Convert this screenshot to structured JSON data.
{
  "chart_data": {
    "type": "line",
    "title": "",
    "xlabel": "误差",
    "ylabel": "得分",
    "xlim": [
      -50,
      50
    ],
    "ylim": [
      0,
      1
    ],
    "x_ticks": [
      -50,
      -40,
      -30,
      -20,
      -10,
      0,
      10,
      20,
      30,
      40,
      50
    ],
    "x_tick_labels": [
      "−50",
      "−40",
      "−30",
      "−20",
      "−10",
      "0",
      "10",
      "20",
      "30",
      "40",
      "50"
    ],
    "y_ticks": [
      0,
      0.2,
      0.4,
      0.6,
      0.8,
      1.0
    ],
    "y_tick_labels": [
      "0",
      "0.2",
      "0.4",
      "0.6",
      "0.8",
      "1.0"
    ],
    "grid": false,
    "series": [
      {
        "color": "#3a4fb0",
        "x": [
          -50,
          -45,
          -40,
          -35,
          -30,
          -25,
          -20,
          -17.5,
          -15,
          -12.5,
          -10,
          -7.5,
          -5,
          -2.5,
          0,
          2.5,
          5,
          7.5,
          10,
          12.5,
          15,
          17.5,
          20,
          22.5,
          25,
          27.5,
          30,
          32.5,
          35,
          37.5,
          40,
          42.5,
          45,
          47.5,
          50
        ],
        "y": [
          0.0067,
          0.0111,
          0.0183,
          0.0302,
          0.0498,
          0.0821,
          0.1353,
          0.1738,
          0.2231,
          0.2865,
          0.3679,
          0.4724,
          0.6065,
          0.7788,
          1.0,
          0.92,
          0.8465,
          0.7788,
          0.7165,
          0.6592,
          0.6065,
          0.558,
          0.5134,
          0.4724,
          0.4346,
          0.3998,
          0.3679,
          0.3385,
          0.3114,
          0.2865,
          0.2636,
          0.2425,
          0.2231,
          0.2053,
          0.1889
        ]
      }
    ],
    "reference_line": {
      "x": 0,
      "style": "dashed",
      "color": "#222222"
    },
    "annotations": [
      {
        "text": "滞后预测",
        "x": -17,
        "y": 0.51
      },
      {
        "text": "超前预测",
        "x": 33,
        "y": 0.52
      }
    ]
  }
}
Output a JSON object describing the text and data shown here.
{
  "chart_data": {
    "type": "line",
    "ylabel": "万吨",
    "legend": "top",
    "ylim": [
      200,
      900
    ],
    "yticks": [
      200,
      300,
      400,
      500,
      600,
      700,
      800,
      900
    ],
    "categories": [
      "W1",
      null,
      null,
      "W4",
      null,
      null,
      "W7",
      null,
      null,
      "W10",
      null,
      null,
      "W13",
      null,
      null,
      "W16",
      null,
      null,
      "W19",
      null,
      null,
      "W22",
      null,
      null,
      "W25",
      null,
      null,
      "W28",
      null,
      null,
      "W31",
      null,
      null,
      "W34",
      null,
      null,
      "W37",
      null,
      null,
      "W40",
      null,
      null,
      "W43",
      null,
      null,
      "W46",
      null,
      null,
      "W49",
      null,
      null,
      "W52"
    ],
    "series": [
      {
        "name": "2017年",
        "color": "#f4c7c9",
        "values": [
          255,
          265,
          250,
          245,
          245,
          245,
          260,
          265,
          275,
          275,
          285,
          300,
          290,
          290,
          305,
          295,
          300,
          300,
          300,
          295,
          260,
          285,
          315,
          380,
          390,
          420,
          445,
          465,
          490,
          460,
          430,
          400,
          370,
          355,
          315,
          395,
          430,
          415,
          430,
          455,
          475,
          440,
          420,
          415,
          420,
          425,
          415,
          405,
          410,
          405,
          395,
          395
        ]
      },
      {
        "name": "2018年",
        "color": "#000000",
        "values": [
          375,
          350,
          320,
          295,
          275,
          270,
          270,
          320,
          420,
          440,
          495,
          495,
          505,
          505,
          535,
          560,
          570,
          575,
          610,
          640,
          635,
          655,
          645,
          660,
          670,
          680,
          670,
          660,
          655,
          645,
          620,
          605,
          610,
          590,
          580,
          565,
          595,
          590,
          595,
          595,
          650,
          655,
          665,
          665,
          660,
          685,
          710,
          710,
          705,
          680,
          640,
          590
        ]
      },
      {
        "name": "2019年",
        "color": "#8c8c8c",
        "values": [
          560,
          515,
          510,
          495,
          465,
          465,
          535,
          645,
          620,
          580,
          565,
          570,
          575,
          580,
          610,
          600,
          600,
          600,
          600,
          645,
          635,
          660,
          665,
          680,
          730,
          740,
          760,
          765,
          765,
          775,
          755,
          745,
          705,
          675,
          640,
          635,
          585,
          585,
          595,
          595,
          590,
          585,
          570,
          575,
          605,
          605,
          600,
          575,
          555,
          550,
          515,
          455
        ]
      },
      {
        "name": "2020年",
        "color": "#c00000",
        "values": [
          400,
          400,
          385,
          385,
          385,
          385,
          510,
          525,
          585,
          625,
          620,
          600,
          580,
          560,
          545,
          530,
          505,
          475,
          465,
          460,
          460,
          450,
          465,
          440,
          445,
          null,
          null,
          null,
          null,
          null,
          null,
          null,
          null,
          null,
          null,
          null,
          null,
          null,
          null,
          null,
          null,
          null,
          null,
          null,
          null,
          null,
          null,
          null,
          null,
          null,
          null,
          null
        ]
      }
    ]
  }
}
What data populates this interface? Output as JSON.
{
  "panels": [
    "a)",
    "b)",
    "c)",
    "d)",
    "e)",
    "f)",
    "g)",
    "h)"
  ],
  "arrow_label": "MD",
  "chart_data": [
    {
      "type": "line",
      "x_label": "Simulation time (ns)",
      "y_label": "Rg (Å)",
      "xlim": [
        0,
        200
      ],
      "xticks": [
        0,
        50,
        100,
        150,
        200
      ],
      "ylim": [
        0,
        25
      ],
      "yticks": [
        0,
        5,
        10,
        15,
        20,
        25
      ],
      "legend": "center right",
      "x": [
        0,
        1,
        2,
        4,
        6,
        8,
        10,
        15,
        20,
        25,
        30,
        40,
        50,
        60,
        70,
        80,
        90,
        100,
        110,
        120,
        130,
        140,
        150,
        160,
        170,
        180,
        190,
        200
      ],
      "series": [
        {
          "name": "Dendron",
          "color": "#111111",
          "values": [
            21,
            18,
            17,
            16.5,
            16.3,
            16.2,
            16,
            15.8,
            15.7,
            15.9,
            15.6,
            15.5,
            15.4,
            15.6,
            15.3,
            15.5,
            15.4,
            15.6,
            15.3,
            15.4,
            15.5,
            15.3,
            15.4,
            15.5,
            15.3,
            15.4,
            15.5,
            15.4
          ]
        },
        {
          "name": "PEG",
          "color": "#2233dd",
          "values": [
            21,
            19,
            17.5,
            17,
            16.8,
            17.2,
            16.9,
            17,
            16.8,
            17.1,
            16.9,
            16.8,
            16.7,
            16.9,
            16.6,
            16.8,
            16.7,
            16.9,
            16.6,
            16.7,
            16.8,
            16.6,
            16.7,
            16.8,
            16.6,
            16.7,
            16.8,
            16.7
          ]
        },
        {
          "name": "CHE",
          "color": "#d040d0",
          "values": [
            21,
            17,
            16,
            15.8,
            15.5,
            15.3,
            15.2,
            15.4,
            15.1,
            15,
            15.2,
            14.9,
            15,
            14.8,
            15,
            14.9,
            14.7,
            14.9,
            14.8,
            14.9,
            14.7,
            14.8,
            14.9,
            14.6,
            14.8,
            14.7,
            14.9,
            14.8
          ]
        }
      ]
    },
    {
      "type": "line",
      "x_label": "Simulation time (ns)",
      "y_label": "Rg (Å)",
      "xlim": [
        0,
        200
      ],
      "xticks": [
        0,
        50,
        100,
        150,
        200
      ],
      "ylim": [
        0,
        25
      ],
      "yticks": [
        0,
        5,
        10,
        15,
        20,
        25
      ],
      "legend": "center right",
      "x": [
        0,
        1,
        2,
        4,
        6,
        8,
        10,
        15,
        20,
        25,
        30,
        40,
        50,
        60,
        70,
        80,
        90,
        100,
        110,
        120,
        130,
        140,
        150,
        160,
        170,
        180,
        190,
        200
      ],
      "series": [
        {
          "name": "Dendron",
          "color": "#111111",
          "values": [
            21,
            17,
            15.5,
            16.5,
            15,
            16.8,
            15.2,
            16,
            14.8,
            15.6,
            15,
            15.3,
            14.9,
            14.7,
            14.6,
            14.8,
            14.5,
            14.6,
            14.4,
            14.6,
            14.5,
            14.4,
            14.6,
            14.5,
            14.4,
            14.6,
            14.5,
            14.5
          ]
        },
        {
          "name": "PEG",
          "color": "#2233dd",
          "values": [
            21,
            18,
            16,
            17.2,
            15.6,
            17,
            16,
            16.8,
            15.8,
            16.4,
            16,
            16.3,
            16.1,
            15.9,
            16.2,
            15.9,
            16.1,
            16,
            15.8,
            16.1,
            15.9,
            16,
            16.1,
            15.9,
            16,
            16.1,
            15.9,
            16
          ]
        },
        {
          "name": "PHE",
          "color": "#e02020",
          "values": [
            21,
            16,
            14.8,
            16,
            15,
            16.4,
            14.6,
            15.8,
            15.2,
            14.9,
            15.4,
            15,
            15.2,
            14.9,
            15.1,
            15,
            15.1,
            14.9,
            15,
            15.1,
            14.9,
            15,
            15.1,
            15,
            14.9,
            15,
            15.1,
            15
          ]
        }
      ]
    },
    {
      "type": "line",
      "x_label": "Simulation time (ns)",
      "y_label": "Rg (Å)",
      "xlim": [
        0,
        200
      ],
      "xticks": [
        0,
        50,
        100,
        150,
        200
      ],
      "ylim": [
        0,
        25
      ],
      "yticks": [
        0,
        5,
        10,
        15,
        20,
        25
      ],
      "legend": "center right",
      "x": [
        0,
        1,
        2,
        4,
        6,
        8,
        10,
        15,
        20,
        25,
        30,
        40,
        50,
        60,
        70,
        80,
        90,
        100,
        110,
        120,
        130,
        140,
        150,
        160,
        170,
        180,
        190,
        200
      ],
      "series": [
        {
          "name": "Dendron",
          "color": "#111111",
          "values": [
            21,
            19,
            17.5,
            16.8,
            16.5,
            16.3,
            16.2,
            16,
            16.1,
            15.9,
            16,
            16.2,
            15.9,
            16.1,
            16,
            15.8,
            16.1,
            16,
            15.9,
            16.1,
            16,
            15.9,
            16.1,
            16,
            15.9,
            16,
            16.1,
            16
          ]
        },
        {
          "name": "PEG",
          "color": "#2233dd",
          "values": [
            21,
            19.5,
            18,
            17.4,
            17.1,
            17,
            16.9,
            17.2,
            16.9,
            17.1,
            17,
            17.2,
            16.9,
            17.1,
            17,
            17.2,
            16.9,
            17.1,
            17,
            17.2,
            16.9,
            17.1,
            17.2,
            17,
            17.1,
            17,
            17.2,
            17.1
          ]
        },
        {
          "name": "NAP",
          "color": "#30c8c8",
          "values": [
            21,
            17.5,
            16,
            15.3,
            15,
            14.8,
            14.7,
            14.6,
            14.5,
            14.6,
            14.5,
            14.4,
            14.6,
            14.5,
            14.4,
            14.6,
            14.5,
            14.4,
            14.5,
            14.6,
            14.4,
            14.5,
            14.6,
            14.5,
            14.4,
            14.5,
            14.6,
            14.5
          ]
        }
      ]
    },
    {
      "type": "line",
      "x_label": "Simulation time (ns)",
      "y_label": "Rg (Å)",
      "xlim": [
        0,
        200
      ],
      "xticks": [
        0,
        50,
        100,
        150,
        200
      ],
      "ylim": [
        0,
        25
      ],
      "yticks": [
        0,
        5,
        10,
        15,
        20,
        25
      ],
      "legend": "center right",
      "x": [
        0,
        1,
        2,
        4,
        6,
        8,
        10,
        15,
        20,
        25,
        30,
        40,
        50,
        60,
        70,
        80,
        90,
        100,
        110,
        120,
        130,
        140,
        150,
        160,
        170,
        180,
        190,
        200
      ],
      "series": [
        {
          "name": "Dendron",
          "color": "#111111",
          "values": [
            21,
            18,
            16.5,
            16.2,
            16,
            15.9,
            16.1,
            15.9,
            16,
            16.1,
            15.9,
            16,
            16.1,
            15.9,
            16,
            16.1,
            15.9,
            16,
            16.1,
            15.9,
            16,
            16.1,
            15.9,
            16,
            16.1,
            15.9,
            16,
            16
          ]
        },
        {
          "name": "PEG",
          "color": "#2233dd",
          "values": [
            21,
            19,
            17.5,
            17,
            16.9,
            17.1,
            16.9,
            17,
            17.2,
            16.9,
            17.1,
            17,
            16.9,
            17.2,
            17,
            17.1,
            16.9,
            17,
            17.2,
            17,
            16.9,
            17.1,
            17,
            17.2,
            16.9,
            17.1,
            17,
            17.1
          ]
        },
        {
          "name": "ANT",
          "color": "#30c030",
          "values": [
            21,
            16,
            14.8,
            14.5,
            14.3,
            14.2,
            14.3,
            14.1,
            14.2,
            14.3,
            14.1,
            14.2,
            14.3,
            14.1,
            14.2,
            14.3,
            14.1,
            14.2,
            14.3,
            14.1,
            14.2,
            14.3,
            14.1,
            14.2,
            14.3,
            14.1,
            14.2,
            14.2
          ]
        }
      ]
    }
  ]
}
== == ==
### The problem
Check the data for the word "this" and pull out the lines that have it.

### Exercise response
Convert this screenshot to structured JSON data.
What data populates this interface? Output as JSON.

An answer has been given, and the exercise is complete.